Extracted material:
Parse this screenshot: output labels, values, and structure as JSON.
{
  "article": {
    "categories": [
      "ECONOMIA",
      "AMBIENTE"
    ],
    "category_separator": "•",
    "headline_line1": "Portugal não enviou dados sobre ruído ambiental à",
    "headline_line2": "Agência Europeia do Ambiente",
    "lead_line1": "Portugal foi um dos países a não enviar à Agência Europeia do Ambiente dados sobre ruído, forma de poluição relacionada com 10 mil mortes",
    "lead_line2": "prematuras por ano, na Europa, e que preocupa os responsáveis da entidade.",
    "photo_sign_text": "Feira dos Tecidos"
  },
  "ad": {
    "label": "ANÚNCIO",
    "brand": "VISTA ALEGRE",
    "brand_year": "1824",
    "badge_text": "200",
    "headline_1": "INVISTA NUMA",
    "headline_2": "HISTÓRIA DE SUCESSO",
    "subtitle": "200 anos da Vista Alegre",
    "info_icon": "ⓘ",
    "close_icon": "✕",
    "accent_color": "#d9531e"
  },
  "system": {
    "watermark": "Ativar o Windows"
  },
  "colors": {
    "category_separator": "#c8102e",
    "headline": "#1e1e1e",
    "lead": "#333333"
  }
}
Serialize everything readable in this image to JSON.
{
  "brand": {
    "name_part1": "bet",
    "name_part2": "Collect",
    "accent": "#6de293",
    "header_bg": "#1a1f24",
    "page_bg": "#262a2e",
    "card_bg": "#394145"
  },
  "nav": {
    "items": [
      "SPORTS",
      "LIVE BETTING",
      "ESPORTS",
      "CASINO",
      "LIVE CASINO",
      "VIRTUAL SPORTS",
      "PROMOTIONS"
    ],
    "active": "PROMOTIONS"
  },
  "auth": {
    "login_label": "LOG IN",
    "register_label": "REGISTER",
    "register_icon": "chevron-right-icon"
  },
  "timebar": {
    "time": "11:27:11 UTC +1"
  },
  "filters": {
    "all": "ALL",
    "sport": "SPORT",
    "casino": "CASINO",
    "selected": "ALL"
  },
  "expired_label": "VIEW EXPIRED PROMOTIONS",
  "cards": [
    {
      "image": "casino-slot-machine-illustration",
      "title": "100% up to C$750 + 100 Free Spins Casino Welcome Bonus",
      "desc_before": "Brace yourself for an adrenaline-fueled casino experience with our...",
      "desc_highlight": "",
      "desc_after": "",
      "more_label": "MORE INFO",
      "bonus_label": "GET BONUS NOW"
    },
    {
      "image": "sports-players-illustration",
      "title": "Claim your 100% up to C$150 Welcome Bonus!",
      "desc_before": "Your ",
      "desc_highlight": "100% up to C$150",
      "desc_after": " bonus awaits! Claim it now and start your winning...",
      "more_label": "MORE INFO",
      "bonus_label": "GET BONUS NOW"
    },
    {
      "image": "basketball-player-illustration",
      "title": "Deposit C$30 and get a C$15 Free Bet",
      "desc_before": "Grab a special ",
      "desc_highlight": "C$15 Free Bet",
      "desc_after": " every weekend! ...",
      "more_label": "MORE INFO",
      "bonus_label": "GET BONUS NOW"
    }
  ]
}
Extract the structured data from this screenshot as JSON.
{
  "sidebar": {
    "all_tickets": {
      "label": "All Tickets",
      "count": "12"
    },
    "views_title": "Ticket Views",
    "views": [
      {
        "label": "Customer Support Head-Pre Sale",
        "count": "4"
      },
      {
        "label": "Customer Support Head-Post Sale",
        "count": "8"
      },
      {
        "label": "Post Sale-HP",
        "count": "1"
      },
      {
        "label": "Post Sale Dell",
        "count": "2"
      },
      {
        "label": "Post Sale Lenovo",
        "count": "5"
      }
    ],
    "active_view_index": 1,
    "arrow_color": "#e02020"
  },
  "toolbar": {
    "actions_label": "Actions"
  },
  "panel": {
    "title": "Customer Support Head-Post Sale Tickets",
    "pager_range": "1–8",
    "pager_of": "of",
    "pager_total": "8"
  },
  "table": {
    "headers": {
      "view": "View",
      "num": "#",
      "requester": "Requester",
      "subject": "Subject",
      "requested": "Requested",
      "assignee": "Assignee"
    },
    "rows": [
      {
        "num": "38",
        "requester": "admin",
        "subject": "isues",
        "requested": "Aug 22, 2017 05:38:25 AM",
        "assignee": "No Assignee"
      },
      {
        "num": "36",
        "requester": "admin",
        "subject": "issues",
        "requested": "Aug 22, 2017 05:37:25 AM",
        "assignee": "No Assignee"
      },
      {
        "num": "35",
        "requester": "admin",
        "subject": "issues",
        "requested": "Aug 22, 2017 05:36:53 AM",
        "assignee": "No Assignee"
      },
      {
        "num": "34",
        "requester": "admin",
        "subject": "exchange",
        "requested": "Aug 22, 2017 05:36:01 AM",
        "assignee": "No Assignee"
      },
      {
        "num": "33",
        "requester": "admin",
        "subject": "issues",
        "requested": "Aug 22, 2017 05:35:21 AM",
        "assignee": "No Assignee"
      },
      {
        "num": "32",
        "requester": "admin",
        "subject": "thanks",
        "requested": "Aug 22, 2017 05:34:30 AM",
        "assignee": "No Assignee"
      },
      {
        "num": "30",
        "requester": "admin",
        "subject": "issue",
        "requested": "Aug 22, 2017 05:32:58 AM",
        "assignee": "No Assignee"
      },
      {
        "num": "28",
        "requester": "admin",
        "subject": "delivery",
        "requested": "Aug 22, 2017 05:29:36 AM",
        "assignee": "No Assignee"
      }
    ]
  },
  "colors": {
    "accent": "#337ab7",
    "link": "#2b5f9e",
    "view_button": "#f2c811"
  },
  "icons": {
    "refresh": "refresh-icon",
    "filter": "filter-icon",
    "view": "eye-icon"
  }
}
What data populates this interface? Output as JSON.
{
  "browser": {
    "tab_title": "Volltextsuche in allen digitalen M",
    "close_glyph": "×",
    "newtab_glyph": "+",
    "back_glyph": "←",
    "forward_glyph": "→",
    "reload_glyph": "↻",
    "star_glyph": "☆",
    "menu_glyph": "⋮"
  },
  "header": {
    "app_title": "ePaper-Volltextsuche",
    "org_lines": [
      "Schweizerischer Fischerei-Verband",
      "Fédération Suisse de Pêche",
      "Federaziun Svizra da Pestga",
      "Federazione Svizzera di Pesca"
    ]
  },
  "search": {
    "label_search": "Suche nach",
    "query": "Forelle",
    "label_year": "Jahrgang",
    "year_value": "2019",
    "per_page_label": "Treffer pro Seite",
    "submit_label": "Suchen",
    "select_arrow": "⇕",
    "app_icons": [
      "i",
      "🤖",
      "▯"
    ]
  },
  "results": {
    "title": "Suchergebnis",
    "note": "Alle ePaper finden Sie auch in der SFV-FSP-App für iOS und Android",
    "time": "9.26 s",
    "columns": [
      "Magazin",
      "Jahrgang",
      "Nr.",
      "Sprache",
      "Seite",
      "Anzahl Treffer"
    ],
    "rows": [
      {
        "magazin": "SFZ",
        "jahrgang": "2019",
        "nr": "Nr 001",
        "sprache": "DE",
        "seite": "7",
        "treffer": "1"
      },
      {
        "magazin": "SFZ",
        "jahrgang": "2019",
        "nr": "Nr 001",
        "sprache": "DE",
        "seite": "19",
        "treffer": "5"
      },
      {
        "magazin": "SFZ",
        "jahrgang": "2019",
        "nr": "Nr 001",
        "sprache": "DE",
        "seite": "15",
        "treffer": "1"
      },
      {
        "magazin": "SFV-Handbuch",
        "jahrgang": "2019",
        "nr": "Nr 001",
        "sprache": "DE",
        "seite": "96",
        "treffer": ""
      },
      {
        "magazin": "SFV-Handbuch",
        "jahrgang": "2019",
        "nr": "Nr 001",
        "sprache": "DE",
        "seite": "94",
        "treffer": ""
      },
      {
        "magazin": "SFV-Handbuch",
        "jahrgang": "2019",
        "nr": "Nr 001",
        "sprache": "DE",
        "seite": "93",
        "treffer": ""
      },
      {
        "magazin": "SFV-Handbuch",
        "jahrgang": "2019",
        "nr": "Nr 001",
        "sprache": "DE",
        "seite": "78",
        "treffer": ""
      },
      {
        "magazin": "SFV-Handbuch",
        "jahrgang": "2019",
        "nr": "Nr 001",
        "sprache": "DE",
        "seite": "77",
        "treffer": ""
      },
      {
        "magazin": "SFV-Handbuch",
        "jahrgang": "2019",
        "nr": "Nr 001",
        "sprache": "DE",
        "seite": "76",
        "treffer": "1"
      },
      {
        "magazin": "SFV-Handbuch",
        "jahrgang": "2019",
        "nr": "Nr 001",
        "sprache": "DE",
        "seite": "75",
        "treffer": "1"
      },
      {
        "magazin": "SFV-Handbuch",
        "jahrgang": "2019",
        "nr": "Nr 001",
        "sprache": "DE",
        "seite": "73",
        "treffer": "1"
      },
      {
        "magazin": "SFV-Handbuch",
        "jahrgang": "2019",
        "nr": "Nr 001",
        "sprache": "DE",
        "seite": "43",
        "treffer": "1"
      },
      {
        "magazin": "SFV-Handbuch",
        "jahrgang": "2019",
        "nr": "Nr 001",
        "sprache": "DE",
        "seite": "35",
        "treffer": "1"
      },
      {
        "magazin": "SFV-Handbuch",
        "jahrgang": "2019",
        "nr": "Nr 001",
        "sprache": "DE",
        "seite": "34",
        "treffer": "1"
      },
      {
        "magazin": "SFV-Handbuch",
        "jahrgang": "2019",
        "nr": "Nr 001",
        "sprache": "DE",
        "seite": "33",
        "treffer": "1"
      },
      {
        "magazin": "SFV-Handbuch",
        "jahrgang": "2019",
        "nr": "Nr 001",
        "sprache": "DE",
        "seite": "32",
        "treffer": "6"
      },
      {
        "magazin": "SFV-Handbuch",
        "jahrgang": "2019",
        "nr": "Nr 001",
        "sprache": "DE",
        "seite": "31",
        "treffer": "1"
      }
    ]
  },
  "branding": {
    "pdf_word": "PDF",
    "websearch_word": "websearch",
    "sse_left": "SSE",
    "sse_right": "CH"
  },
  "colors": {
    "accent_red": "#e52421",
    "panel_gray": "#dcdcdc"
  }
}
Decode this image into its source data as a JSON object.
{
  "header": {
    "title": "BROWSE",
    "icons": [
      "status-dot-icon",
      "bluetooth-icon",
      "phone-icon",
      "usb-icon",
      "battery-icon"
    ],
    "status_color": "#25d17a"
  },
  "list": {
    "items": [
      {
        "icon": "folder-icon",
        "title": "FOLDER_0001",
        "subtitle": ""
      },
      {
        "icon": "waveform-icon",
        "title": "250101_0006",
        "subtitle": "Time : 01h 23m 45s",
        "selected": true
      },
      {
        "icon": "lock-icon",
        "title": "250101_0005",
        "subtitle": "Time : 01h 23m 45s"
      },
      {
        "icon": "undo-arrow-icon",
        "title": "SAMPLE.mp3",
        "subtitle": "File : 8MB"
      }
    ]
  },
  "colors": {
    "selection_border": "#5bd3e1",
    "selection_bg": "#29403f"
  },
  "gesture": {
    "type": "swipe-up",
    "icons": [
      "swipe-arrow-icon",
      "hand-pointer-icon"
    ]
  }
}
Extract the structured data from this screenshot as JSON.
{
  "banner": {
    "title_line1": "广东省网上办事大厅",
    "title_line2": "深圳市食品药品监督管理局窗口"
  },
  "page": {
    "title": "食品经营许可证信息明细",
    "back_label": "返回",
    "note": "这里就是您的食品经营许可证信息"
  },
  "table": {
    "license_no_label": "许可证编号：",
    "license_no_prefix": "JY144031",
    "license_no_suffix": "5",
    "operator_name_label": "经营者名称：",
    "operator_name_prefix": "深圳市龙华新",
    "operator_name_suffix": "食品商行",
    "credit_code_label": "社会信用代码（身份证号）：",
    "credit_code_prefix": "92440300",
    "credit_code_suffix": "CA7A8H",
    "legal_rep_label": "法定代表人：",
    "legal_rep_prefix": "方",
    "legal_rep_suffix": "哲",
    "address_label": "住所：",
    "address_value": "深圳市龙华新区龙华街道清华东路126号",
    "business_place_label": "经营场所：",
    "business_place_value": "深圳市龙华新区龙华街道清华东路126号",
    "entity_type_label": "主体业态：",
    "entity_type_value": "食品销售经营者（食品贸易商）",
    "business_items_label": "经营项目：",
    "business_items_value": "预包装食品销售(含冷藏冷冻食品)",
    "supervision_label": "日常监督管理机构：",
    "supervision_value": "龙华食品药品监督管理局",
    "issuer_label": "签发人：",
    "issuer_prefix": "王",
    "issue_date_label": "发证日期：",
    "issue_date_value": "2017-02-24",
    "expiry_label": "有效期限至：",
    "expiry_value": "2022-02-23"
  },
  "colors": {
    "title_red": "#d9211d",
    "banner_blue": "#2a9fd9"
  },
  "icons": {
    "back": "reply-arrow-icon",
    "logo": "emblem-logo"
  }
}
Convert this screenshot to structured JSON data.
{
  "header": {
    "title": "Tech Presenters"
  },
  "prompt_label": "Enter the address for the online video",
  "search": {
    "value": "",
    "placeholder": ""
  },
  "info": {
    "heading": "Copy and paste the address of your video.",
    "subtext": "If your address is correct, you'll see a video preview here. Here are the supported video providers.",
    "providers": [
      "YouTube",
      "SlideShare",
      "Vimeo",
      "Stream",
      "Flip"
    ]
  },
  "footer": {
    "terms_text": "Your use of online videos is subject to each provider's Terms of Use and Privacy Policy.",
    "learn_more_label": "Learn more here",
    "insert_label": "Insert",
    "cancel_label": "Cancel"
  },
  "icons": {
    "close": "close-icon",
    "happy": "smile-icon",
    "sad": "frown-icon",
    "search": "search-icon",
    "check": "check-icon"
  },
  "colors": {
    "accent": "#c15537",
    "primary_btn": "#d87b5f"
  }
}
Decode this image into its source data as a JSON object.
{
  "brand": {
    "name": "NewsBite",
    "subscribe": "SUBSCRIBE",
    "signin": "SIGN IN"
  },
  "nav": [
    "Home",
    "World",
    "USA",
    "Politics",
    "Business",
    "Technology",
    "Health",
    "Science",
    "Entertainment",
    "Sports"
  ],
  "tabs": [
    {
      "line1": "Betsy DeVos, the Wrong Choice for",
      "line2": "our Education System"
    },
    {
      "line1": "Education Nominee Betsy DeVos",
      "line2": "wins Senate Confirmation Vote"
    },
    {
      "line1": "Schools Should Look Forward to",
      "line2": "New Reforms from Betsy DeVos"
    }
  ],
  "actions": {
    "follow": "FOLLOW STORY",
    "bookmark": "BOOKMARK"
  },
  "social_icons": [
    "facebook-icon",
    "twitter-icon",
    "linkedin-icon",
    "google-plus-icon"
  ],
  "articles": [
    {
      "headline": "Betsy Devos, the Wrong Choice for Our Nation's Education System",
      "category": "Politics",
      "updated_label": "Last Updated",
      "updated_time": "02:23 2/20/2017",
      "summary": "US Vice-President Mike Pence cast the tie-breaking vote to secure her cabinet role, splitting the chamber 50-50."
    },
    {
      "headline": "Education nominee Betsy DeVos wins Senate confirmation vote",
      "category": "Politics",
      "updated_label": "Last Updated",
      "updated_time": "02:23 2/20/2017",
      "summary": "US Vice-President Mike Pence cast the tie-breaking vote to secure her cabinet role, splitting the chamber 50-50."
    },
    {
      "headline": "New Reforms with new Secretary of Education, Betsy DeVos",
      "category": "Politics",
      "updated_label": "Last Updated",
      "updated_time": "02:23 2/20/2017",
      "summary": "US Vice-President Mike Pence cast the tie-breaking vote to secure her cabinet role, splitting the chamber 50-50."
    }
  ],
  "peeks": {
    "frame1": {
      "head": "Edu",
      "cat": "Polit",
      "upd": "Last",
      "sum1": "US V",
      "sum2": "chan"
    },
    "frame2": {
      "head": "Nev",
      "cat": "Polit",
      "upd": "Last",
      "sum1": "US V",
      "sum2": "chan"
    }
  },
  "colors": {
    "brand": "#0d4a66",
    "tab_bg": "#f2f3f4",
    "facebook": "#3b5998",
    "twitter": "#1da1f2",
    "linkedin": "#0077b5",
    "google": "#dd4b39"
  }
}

Directive: From the entries above, copy each line holding "Europeia".

Result of the task:
    "headline_line2": "Agência Europeia do Ambiente",
    "lead_line1": "Portugal foi um dos países a não enviar à Agência Europeia do Ambiente dados sobre ruído, forma de poluição relacionada com 10 mil mortes",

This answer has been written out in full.